--- Begin RECORD SET ---
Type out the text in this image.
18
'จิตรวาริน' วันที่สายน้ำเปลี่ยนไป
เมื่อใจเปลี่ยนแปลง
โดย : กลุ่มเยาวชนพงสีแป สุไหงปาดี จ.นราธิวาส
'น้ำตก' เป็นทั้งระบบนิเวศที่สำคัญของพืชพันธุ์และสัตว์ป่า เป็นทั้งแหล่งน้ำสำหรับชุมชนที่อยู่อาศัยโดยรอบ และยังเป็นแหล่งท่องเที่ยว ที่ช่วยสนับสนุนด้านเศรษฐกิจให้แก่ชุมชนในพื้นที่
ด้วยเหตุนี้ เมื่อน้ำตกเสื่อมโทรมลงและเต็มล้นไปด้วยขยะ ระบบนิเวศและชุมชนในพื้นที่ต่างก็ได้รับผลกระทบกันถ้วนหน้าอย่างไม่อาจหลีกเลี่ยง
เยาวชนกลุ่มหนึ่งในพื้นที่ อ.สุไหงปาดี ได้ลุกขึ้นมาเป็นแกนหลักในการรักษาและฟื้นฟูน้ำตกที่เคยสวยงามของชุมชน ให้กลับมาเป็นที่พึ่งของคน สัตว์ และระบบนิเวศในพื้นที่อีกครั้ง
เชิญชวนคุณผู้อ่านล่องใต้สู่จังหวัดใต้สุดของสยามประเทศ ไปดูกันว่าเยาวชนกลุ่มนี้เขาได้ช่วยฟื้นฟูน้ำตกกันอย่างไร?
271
--- End RECORD SET ---
■ YOUR OBJECTIVE ■
Write out all of the records once more, exactly.

■ FINAL ANSWER ■
Type out the text in this image.
18
'จิตรวาริน' วันที่สายน้ำเปลี่ยนไป
เมื่อใจเปลี่ยนแปลง
โดย : กลุ่มเยาวชนพงสีแป สุไหงปาดี จ.นราธิวาส
'น้ำตก' เป็นทั้งระบบนิเวศที่สำคัญของพืชพันธุ์และสัตว์ป่า เป็นทั้งแหล่งน้ำสำหรับชุมชนที่อยู่อาศัยโดยรอบ และยังเป็นแหล่งท่องเที่ยว ที่ช่วยสนับสนุนด้านเศรษฐกิจให้แก่ชุมชนในพื้นที่
ด้วยเหตุนี้ เมื่อน้ำตกเสื่อมโทรมลงและเต็มล้นไปด้วยขยะ ระบบนิเวศและชุมชนในพื้นที่ต่างก็ได้รับผลกระทบกันถ้วนหน้าอย่างไม่อาจหลีกเลี่ยง
เยาวชนกลุ่มหนึ่งในพื้นที่ อ.สุไหงปาดี ได้ลุกขึ้นมาเป็นแกนหลักในการรักษาและฟื้นฟูน้ำตกที่เคยสวยงามของชุมชน ให้กลับมาเป็นที่พึ่งของคน สัตว์ และระบบนิเวศในพื้นที่อีกครั้ง
เชิญชวนคุณผู้อ่านล่องใต้สู่จังหวัดใต้สุดของสยามประเทศ ไปดูกันว่าเยาวชนกลุ่มนี้เขาได้ช่วยฟื้นฟูน้ำตกกันอย่างไร?
271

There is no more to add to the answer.